▶ Required action: Nothing but the text belongs in the answer: the listing below, copied exactly, without pictures.

________

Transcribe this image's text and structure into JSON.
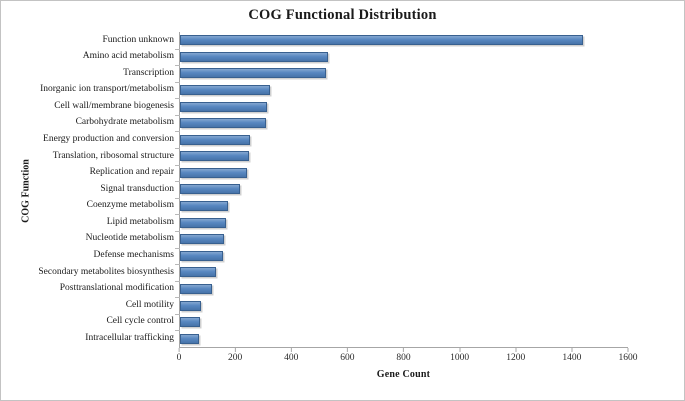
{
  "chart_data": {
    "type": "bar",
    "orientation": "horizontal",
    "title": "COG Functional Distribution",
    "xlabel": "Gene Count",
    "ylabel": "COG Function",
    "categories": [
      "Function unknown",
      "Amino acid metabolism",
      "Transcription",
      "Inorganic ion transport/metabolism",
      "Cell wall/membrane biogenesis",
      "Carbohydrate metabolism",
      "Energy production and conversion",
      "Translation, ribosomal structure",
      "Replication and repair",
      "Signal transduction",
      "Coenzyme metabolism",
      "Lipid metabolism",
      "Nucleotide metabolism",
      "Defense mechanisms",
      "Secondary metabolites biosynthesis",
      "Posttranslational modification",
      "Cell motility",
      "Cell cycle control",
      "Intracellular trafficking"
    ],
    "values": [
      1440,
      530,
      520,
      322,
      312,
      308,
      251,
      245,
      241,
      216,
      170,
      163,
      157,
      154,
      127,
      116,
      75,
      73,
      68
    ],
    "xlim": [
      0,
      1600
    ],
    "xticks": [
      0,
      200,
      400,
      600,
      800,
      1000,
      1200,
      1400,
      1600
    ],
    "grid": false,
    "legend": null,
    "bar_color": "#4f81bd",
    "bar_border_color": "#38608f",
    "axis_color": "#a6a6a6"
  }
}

________

▶ Expected answer:
Transcribe this image's text and structure into JSON.
{
  "chart_data": {
    "type": "bar",
    "orientation": "horizontal",
    "title": "COG Functional Distribution",
    "xlabel": "Gene Count",
    "ylabel": "COG Function",
    "categories": [
      "Function unknown",
      "Amino acid metabolism",
      "Transcription",
      "Inorganic ion transport/metabolism",
      "Cell wall/membrane biogenesis",
      "Carbohydrate metabolism",
      "Energy production and conversion",
      "Translation, ribosomal structure",
      "Replication and repair",
      "Signal transduction",
      "Coenzyme metabolism",
      "Lipid metabolism",
      "Nucleotide metabolism",
      "Defense mechanisms",
      "Secondary metabolites biosynthesis",
      "Posttranslational modification",
      "Cell motility",
      "Cell cycle control",
      "Intracellular trafficking"
    ],
    "values": [
      1440,
      530,
      520,
      322,
      312,
      308,
      251,
      245,
      241,
      216,
      170,
      163,
      157,
      154,
      127,
      116,
      75,
      73,
      68
    ],
    "xlim": [
      0,
      1600
    ],
    "xticks": [
      0,
      200,
      400,
      600,
      800,
      1000,
      1200,
      1400,
      1600
    ],
    "grid": false,
    "legend": null,
    "bar_color": "#4f81bd",
    "bar_border_color": "#38608f",
    "axis_color": "#a6a6a6"
  }
}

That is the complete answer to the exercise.